● Your task: Look through the records below, and copy out every line that holds the string "this".

● Provided material:

==================================================

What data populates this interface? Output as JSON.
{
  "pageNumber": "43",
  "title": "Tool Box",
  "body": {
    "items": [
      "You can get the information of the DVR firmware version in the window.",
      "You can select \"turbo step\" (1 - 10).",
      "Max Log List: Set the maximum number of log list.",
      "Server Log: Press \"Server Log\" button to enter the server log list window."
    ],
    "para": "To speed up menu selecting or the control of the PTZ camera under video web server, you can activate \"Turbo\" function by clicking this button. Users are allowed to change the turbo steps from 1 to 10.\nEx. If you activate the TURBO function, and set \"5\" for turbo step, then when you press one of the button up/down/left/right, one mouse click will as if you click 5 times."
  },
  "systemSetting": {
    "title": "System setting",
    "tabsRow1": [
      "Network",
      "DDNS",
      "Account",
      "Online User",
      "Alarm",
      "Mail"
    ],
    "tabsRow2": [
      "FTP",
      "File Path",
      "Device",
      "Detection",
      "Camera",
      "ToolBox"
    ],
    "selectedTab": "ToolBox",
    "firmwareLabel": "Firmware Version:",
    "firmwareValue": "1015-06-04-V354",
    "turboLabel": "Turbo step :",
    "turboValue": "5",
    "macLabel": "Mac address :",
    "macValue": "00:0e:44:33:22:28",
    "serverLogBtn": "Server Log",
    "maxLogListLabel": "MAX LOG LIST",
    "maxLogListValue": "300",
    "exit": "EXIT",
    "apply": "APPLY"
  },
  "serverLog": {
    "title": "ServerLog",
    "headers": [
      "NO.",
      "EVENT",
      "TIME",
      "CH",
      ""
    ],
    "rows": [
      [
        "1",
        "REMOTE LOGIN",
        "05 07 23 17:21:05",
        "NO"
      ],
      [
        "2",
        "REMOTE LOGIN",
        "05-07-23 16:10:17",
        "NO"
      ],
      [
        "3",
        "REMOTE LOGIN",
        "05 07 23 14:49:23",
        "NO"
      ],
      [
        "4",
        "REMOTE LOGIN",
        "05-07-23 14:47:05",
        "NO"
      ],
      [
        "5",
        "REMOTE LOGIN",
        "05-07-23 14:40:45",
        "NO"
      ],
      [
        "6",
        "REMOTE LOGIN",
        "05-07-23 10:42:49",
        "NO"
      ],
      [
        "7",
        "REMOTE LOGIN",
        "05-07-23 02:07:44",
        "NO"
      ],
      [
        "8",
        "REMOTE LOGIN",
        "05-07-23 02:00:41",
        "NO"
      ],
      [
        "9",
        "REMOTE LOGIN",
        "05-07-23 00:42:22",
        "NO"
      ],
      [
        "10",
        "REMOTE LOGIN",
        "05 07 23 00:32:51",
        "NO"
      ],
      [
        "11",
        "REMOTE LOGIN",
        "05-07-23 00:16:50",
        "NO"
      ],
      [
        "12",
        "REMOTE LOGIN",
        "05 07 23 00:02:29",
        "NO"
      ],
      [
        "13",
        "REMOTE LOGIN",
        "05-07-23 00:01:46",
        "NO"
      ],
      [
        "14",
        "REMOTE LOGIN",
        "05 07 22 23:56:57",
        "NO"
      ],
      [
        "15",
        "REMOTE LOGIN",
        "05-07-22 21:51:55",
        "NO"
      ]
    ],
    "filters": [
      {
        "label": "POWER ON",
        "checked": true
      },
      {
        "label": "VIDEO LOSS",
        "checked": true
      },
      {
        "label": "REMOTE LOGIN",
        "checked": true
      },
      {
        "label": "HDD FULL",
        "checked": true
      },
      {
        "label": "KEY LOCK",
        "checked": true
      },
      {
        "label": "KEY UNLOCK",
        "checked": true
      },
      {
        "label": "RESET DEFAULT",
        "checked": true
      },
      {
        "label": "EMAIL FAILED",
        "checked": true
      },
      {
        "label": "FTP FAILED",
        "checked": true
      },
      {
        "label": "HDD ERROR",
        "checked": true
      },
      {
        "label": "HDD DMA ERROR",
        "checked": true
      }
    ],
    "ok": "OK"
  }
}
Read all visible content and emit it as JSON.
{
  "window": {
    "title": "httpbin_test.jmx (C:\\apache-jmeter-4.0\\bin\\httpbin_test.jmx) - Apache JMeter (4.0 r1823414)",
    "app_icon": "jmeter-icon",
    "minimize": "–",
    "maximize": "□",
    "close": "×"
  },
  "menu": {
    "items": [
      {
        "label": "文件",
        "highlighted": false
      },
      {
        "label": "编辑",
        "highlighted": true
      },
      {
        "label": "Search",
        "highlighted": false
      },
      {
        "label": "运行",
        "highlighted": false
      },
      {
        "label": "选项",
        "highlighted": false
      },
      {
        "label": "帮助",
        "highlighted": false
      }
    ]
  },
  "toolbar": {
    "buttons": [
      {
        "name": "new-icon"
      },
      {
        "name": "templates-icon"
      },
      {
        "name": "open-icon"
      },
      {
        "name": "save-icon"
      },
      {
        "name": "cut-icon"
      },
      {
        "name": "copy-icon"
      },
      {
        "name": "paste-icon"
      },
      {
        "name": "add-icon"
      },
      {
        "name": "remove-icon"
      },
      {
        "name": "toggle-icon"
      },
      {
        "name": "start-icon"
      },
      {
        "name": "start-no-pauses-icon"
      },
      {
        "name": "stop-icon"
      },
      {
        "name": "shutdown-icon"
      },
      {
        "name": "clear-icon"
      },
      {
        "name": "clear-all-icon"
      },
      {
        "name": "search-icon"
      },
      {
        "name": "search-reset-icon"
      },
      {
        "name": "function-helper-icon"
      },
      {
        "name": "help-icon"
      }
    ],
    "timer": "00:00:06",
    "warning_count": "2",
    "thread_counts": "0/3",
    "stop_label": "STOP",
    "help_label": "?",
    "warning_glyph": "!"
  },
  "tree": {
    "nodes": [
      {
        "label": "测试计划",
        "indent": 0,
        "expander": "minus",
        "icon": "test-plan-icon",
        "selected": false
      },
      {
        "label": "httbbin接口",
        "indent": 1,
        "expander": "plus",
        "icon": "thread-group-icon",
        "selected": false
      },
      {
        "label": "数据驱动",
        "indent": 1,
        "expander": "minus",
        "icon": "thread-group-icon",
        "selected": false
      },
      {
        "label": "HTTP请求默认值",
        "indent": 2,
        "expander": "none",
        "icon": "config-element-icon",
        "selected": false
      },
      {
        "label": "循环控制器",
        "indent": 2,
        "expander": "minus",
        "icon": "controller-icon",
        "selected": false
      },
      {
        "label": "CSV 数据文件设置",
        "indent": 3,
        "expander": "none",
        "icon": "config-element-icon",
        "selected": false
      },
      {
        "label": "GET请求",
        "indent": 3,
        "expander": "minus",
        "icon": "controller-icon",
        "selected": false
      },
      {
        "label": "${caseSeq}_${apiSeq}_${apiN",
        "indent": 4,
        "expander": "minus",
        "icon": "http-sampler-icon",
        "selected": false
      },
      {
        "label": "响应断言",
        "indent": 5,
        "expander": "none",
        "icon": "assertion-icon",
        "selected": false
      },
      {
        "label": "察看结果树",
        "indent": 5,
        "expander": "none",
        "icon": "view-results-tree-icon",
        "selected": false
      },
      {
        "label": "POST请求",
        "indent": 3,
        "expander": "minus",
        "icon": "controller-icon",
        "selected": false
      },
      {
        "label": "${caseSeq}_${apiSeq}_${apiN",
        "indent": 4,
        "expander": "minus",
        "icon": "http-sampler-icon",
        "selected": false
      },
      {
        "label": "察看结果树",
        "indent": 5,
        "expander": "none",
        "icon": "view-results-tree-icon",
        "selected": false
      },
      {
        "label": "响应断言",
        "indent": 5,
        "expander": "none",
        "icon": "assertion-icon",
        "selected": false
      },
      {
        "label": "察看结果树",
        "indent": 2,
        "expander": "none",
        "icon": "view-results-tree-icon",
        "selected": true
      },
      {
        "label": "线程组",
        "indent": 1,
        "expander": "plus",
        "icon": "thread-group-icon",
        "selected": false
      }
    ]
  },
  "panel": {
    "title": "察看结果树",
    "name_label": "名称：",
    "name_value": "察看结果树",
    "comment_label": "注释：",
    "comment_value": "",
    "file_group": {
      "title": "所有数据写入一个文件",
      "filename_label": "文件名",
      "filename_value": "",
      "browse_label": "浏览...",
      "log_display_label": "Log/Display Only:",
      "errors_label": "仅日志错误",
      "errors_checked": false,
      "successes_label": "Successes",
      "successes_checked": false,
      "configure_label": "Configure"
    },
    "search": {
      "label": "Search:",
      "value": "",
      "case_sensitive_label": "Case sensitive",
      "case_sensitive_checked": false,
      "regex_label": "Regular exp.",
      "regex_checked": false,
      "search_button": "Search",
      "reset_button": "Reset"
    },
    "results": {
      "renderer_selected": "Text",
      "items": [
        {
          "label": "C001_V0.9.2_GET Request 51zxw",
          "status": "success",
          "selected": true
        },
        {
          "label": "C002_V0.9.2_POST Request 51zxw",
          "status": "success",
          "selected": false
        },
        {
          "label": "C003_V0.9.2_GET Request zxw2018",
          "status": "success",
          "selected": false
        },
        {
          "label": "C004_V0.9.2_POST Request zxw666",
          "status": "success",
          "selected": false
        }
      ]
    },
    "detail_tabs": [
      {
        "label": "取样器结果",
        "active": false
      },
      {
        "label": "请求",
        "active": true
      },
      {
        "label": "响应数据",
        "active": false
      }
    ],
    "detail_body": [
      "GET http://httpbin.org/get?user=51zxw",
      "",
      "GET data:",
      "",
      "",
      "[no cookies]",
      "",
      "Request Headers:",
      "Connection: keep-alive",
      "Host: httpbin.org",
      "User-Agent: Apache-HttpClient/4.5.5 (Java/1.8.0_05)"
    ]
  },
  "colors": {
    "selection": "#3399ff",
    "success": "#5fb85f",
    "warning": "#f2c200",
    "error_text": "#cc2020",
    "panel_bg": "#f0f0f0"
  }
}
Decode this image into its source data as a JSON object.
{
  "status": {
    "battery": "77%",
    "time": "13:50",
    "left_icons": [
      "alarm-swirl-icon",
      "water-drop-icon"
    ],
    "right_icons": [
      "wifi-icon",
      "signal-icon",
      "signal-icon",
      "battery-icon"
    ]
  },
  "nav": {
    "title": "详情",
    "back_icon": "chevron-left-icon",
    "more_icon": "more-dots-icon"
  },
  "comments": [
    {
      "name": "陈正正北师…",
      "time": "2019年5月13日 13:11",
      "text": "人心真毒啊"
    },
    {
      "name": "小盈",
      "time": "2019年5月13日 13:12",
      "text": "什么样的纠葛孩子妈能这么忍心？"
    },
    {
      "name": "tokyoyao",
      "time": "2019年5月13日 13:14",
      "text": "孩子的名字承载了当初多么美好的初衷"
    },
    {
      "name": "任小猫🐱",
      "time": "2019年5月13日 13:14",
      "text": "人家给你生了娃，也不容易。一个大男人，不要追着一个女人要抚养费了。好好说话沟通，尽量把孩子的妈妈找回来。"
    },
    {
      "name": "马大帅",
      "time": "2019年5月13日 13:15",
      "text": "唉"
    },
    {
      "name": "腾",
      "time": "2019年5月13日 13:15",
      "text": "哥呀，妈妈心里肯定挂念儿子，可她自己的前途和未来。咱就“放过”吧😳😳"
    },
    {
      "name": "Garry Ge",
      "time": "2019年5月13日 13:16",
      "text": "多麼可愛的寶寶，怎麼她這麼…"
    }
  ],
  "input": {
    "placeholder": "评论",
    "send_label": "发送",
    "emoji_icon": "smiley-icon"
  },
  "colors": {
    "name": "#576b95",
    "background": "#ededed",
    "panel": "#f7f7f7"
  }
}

==================================================

● Reply:
What data populates this interface? Output as JSON.
    "para": "To speed up menu selecting or the control of the PTZ camera under video web server, you can activate \"Turbo\" function by clicking this button. Users are allowed to change the turbo steps from 1 to 10.\nEx. If you activate the TURBO function, and set \"5\" for turbo step, then when you press one of the button up/down/left/right, one mouse click will as if you click 5 times."
Decode this image into its source data as a JSON object.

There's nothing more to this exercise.